▶ _SUPPLIED MATERIAL_
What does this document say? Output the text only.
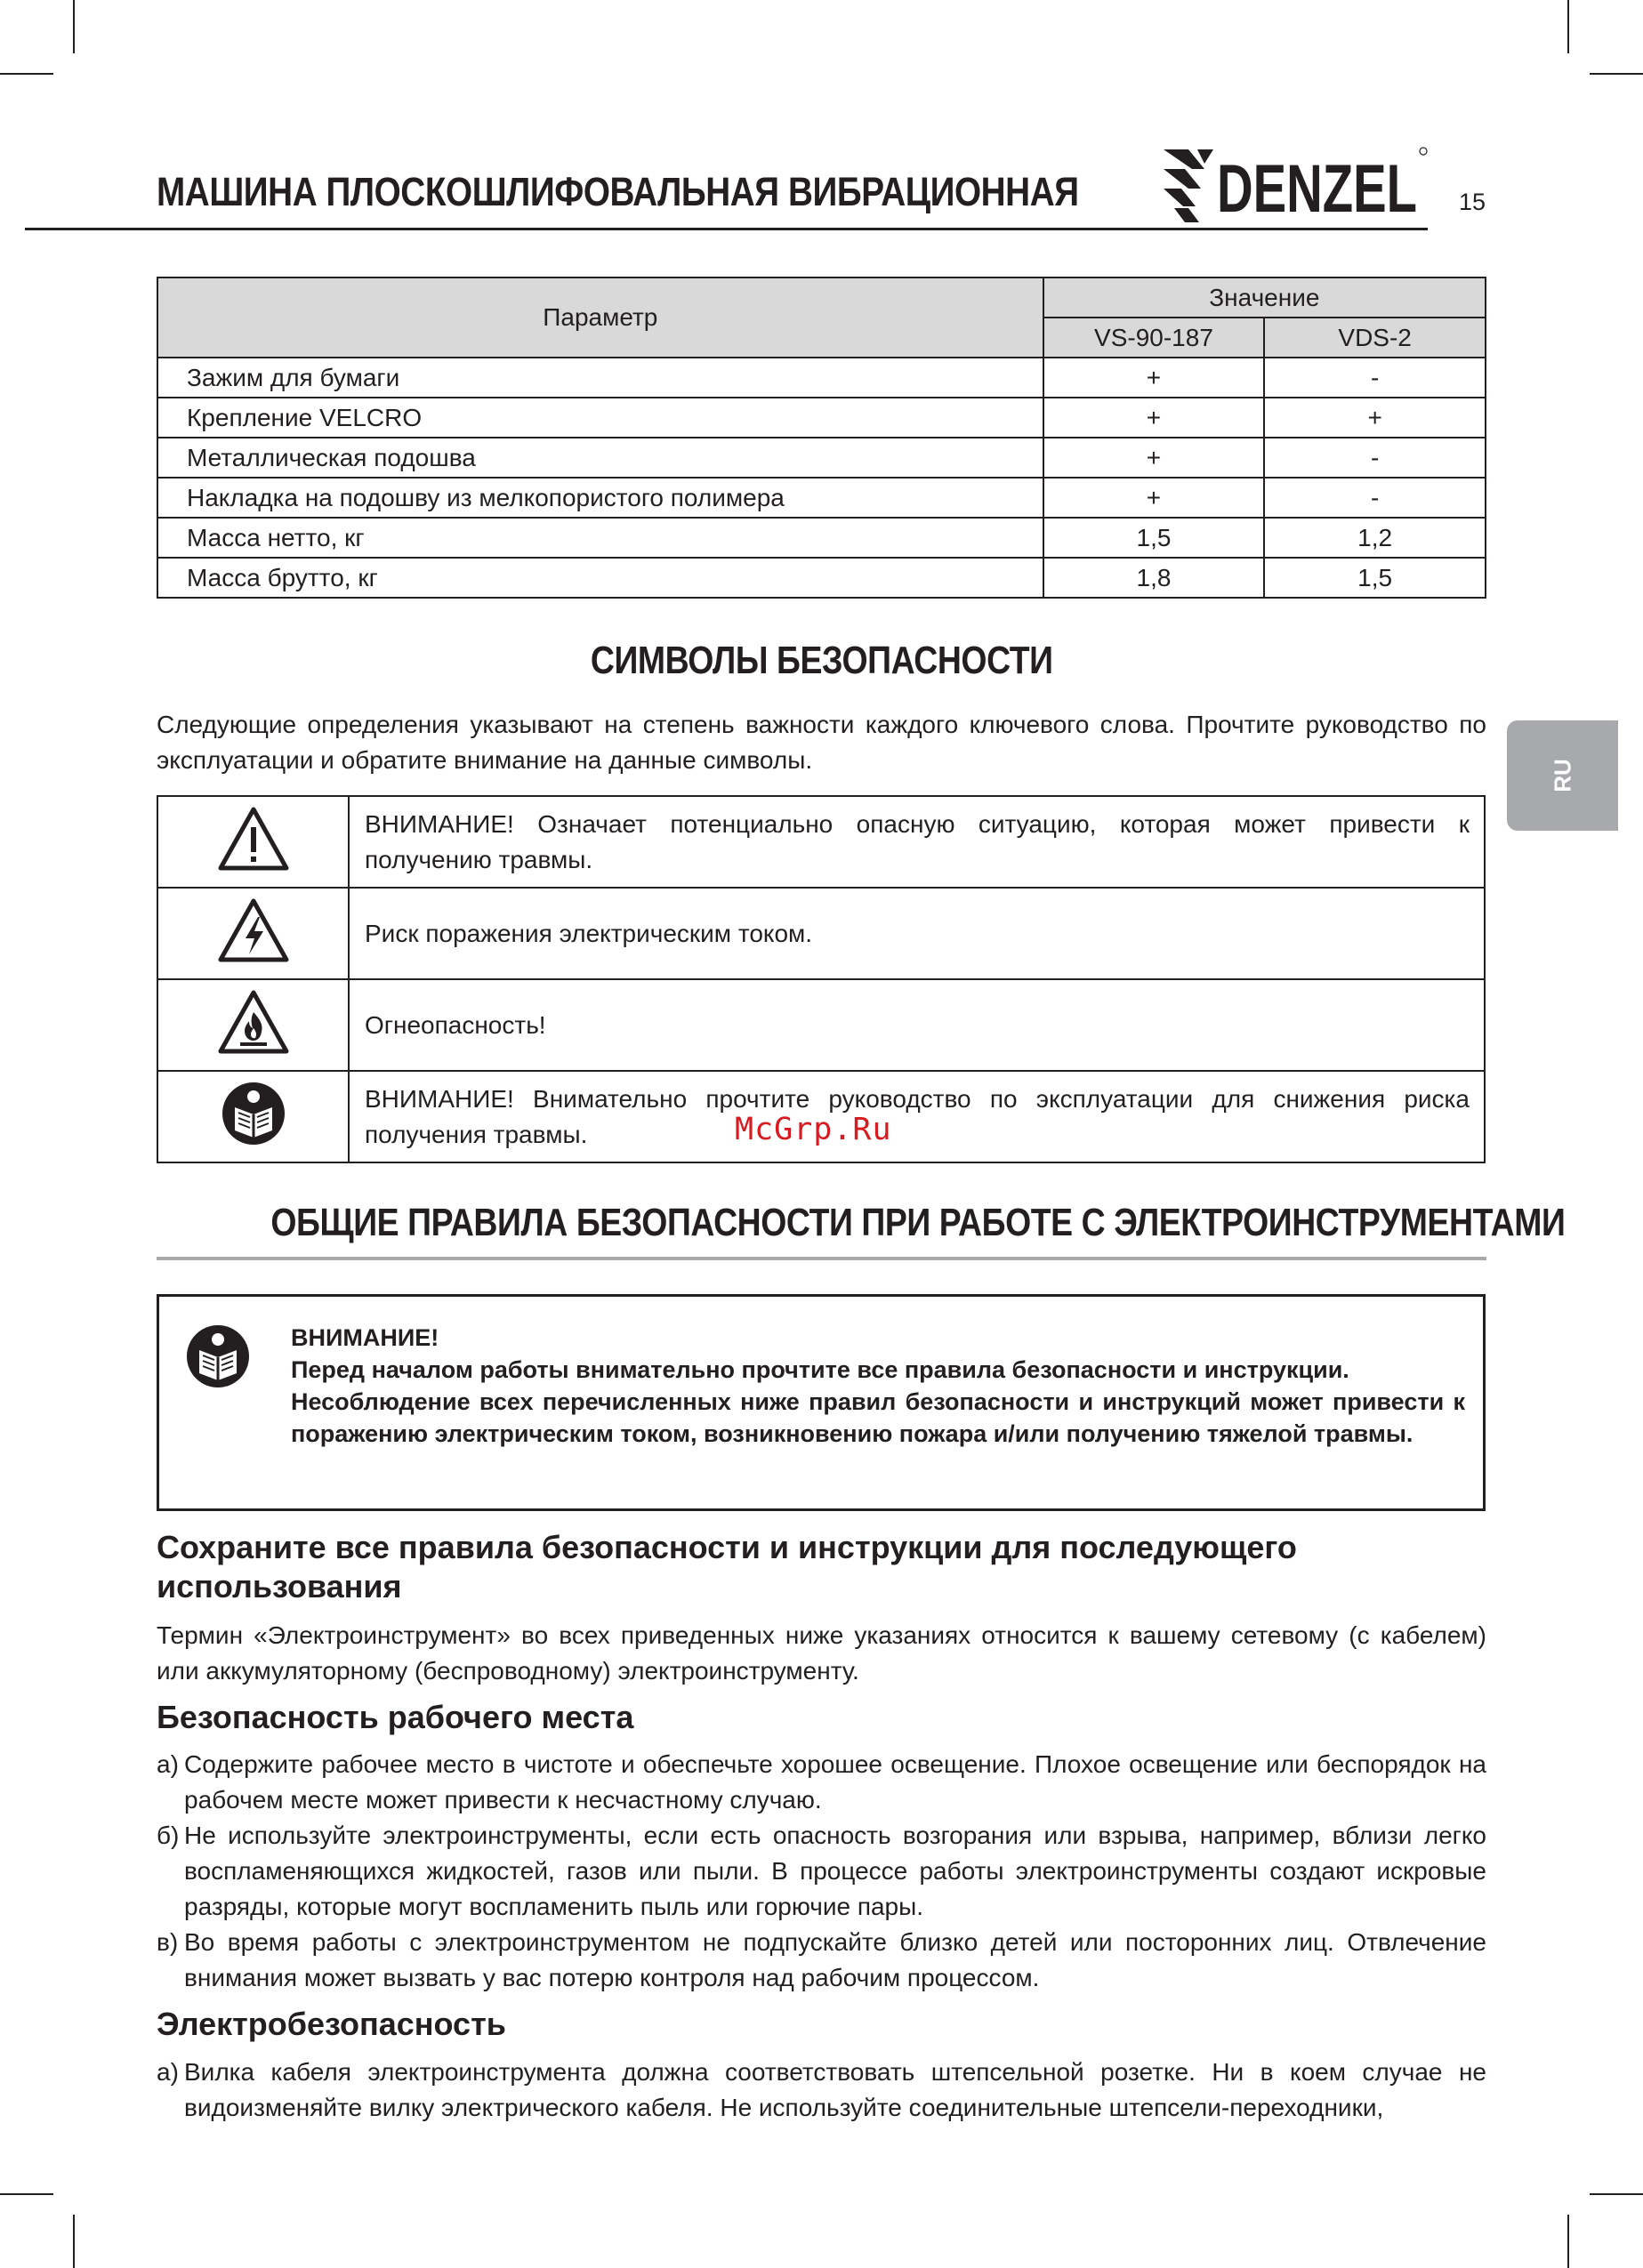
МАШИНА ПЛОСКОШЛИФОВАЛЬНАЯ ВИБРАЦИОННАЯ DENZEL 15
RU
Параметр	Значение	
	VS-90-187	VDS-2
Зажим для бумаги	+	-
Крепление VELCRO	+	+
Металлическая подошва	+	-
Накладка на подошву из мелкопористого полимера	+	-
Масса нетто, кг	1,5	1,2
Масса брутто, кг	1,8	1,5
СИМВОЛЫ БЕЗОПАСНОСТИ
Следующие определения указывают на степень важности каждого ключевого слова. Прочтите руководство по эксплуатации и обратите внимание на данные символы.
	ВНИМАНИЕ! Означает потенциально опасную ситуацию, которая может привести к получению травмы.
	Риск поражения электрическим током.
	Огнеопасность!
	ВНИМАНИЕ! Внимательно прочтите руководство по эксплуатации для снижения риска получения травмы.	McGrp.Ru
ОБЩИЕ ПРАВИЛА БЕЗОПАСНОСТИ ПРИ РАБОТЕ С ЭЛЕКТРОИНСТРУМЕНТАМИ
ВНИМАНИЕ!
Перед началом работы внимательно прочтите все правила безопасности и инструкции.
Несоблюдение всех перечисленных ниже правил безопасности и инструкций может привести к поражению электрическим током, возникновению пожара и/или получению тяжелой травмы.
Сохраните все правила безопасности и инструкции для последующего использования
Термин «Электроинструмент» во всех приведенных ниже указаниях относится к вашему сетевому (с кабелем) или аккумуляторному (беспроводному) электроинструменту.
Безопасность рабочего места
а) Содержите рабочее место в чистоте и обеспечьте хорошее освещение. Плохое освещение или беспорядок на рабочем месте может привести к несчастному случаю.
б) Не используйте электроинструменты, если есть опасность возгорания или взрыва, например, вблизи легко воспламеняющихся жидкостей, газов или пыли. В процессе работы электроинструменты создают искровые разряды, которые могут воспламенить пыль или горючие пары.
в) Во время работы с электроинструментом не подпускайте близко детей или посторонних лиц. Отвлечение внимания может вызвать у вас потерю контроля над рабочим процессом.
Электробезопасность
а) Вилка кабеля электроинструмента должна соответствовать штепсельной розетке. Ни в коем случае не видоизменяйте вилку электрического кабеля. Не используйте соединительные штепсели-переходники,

▶ _WHAT IS NEEDED_
Repeat the listing in full and exactly. Leave any pictures out.

▶ _ANSWER FOR THE TASK_
What does this document say? Output the text only.
МАШИНА ПЛОСКОШЛИФОВАЛЬНАЯ ВИБРАЦИОННАЯ DENZEL 15
RU
Параметр	Значение	
	VS-90-187	VDS-2
Зажим для бумаги	+	-
Крепление VELCRO	+	+
Металлическая подошва	+	-
Накладка на подошву из мелкопористого полимера	+	-
Масса нетто, кг	1,5	1,2
Масса брутто, кг	1,8	1,5
СИМВОЛЫ БЕЗОПАСНОСТИ
Следующие определения указывают на степень важности каждого ключевого слова. Прочтите руководство по эксплуатации и обратите внимание на данные символы.
	ВНИМАНИЕ! Означает потенциально опасную ситуацию, которая может привести к получению травмы.
	Риск поражения электрическим током.
	Огнеопасность!
	ВНИМАНИЕ! Внимательно прочтите руководство по эксплуатации для снижения риска получения травмы.	McGrp.Ru
ОБЩИЕ ПРАВИЛА БЕЗОПАСНОСТИ ПРИ РАБОТЕ С ЭЛЕКТРОИНСТРУМЕНТАМИ
ВНИМАНИЕ!
Перед началом работы внимательно прочтите все правила безопасности и инструкции.
Несоблюдение всех перечисленных ниже правил безопасности и инструкций может привести к поражению электрическим током, возникновению пожара и/или получению тяжелой травмы.
Сохраните все правила безопасности и инструкции для последующего использования
Термин «Электроинструмент» во всех приведенных ниже указаниях относится к вашему сетевому (с кабелем) или аккумуляторному (беспроводному) электроинструменту.
Безопасность рабочего места
а) Содержите рабочее место в чистоте и обеспечьте хорошее освещение. Плохое освещение или беспорядок на рабочем месте может привести к несчастному случаю.
б) Не используйте электроинструменты, если есть опасность возгорания или взрыва, например, вблизи легко воспламеняющихся жидкостей, газов или пыли. В процессе работы электроинструменты создают искровые разряды, которые могут воспламенить пыль или горючие пары.
в) Во время работы с электроинструментом не подпускайте близко детей или посторонних лиц. Отвлечение внимания может вызвать у вас потерю контроля над рабочим процессом.
Электробезопасность
а) Вилка кабеля электроинструмента должна соответствовать штепсельной розетке. Ни в коем случае не видоизменяйте вилку электрического кабеля. Не используйте соединительные штепсели-переходники,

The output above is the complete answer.